Exercise instructions: Answer with a single number: the count of lines that include the string "nibh".

[START Data to use]

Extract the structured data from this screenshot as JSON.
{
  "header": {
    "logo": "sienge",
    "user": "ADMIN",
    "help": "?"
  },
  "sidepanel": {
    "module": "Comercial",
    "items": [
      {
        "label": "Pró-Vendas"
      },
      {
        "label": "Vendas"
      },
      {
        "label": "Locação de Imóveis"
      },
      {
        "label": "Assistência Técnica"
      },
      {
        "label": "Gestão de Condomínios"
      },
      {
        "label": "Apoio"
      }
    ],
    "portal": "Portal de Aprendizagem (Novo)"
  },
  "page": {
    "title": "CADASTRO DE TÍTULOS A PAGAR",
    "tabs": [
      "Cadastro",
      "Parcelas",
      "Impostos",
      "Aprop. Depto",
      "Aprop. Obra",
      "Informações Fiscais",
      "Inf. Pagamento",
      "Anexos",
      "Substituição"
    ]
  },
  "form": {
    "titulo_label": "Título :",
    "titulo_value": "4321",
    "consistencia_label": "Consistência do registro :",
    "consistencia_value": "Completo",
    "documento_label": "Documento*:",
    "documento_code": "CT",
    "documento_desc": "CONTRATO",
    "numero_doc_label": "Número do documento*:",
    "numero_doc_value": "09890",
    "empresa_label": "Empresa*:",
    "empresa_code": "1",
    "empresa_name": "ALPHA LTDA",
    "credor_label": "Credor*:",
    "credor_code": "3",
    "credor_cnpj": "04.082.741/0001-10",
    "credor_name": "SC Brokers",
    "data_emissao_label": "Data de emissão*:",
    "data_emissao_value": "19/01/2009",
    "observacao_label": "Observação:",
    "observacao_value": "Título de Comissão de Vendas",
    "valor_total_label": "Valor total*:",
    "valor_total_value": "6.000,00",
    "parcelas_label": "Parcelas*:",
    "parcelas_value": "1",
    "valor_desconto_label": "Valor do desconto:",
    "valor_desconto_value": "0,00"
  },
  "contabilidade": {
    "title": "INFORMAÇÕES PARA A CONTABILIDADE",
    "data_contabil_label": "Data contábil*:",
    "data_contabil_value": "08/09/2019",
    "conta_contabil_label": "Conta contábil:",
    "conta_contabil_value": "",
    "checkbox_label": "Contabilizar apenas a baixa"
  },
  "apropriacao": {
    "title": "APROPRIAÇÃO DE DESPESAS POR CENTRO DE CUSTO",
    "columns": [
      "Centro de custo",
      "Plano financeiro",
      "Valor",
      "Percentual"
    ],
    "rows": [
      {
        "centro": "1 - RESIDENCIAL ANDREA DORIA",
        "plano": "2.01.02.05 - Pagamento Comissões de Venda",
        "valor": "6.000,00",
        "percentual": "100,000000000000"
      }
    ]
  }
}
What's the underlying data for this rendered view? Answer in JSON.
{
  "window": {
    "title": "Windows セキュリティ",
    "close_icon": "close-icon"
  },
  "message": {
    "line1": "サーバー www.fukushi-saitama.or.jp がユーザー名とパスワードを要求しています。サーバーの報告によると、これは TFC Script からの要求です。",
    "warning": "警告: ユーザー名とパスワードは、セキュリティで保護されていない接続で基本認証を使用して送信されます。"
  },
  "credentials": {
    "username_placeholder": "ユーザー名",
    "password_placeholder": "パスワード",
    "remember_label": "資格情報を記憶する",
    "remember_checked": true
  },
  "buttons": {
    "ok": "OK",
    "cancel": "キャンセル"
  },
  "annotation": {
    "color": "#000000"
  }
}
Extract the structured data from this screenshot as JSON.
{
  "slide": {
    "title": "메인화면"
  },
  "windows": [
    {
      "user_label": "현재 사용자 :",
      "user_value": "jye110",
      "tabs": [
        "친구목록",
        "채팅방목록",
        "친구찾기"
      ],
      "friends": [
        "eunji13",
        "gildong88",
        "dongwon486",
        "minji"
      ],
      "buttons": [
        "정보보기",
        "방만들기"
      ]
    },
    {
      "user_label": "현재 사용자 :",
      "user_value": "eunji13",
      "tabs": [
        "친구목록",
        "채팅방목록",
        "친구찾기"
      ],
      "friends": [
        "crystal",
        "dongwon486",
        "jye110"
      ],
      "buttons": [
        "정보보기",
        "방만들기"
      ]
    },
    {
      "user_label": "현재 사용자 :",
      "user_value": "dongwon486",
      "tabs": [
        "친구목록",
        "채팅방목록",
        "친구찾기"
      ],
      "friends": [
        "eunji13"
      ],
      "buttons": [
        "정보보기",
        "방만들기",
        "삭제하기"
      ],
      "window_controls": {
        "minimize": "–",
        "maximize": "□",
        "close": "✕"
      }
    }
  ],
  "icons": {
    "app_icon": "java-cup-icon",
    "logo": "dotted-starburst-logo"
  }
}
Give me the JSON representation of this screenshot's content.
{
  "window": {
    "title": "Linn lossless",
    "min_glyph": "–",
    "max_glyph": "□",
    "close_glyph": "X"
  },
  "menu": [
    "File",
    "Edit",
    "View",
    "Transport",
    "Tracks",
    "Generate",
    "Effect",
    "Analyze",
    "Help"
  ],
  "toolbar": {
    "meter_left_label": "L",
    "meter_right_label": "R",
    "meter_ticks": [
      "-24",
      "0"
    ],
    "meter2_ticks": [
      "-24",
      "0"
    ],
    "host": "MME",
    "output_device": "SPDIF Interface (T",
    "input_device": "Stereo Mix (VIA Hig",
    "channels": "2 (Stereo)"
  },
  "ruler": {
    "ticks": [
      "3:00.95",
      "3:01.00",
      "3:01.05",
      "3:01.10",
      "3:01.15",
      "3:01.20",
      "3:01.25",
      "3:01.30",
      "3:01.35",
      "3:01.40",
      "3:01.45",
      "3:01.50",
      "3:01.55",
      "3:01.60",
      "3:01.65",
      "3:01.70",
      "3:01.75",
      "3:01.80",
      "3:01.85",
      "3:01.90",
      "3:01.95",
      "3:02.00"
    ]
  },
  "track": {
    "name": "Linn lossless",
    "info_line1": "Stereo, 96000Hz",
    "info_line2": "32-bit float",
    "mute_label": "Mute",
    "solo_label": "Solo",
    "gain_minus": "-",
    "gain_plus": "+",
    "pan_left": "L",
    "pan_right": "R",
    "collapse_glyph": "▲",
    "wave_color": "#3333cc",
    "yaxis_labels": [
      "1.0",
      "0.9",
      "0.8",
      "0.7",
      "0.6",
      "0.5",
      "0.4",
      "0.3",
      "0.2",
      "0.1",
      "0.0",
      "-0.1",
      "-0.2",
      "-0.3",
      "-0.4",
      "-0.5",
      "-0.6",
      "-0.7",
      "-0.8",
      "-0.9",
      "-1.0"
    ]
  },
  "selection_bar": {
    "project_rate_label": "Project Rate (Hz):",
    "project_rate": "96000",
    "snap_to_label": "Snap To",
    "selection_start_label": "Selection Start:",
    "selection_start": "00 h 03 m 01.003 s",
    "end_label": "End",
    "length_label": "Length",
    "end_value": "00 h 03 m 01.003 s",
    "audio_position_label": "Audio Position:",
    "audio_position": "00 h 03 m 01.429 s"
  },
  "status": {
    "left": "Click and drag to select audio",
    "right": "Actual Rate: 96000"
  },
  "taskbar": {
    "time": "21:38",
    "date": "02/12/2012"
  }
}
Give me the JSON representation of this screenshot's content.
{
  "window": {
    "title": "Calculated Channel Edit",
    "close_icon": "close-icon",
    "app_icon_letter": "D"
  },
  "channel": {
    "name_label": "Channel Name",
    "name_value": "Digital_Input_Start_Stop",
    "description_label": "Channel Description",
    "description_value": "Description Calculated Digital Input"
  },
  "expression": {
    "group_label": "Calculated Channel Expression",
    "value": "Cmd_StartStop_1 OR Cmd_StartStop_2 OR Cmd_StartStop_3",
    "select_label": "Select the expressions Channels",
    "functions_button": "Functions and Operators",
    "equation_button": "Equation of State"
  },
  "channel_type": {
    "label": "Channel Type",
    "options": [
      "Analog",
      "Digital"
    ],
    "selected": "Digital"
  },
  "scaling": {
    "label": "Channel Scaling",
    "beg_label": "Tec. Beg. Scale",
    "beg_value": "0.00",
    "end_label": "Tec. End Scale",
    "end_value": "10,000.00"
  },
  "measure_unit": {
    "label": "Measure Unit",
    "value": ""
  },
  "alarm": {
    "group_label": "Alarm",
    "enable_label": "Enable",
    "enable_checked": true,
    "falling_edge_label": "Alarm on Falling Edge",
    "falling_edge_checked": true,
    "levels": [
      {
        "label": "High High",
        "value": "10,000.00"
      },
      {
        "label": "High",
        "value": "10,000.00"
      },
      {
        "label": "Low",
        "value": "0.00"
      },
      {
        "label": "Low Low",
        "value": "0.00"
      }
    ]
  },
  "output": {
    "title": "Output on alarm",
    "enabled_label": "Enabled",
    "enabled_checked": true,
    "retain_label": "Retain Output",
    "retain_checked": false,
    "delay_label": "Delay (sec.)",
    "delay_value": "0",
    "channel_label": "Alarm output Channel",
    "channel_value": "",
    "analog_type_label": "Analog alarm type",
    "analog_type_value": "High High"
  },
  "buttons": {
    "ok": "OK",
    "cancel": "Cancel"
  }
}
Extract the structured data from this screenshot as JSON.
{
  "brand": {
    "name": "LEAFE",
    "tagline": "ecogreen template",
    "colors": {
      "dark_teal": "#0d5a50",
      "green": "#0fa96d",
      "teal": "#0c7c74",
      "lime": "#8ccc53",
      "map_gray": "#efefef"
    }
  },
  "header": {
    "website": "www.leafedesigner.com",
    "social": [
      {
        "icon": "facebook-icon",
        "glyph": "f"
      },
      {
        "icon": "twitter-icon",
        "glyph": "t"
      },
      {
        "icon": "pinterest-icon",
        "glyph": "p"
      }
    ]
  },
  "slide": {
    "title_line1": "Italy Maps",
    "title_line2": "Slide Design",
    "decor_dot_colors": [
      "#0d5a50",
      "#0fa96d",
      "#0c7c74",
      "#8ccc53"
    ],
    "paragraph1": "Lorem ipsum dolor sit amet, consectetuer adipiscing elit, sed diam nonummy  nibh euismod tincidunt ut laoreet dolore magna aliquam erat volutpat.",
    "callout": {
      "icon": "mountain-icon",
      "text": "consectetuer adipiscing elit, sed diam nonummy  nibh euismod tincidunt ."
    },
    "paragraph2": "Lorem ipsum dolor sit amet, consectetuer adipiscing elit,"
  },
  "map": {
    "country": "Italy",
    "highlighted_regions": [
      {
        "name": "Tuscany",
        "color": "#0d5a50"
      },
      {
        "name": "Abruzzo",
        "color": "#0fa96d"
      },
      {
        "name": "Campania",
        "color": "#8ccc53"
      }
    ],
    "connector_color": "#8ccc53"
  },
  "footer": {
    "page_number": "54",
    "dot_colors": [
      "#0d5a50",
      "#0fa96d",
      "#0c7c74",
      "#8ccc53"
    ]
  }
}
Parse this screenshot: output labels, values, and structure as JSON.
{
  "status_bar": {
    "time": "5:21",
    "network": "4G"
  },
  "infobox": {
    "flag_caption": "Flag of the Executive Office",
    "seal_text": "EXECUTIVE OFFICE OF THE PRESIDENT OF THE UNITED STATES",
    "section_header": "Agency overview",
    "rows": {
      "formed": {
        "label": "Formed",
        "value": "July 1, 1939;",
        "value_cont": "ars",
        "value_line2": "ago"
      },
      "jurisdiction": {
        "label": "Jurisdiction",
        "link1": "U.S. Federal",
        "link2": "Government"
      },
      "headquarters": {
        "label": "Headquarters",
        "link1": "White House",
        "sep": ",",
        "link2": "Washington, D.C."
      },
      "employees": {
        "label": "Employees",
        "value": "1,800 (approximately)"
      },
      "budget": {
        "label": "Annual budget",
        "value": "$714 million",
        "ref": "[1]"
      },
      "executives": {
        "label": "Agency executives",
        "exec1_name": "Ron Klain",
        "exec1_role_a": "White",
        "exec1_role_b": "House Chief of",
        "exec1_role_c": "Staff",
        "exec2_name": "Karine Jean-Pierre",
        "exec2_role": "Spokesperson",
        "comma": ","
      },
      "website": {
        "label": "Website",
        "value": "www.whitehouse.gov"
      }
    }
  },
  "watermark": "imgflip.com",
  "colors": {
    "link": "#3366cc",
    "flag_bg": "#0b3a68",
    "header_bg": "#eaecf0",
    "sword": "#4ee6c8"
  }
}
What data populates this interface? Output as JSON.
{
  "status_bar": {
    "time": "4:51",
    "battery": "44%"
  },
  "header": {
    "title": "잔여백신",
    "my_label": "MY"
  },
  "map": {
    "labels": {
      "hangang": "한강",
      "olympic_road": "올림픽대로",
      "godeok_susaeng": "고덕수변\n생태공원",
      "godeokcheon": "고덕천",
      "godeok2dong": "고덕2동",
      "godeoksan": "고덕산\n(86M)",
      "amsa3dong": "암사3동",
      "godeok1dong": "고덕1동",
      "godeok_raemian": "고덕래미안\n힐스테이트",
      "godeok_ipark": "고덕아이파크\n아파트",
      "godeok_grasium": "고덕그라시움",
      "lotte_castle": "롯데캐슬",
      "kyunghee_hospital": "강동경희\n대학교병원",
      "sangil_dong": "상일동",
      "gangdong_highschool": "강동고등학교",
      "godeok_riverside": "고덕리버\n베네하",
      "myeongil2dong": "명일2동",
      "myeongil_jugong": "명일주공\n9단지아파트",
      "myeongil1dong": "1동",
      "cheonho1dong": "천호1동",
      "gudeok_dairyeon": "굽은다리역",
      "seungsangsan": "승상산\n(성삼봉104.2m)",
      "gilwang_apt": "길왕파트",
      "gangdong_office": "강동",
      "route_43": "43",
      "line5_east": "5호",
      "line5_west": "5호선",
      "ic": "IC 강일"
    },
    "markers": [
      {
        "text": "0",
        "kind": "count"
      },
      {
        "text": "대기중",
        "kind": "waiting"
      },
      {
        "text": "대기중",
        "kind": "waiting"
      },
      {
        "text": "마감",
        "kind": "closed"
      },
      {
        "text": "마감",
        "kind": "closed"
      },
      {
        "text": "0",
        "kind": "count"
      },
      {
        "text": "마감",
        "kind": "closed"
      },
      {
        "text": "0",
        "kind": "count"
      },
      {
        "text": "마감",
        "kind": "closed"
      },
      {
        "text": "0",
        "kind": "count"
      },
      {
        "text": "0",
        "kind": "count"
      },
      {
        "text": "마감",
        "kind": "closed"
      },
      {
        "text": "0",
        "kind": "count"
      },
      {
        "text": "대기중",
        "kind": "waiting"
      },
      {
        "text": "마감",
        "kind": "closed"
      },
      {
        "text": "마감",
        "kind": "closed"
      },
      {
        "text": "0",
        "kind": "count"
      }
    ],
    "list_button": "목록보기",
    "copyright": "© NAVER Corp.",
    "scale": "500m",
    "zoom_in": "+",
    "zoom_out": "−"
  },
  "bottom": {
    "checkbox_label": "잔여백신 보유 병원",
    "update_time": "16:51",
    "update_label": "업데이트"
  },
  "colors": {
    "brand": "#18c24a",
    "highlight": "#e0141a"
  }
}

[END Data to use]

Expected output: 2